• _Goal_: Identify the lines in the data below that contain "color" and give only how many there are.

## begin

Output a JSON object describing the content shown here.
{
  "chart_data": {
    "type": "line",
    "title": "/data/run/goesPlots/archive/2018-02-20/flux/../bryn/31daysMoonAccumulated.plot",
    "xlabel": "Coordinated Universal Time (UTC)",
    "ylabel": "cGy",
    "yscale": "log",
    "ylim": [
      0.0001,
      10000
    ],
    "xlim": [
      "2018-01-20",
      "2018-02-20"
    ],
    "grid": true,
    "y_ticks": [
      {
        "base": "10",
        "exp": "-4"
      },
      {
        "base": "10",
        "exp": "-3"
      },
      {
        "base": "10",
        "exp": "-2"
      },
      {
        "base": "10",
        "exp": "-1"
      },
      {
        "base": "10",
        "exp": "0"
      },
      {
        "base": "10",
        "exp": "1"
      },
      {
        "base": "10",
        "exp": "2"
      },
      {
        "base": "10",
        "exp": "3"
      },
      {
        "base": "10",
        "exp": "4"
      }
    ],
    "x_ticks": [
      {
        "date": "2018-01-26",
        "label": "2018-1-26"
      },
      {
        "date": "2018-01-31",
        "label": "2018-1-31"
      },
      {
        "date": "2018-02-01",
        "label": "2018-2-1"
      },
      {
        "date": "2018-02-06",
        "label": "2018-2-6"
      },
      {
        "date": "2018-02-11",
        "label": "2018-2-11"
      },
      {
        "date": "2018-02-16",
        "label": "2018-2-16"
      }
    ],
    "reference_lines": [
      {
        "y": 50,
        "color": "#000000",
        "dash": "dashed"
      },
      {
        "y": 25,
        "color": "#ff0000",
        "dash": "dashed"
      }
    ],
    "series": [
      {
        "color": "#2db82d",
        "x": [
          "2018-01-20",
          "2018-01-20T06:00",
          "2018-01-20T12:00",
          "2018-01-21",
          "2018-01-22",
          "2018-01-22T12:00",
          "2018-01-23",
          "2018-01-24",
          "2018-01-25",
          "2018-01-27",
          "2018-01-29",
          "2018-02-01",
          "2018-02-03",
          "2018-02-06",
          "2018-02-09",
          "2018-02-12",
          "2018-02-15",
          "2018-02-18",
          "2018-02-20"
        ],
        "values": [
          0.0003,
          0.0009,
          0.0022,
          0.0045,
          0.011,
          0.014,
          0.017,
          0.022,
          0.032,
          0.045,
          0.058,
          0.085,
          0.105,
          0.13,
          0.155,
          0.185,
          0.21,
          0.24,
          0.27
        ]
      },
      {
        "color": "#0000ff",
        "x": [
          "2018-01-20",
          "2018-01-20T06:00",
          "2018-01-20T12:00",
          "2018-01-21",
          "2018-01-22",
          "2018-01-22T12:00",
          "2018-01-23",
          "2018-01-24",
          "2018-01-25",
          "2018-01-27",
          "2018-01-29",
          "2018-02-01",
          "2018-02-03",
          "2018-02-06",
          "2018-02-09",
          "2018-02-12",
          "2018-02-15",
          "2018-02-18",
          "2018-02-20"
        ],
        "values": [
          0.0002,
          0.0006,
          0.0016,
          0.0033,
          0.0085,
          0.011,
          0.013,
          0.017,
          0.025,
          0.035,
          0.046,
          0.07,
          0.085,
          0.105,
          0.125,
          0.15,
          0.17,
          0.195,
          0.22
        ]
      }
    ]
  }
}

## end

• _Task solution_: 4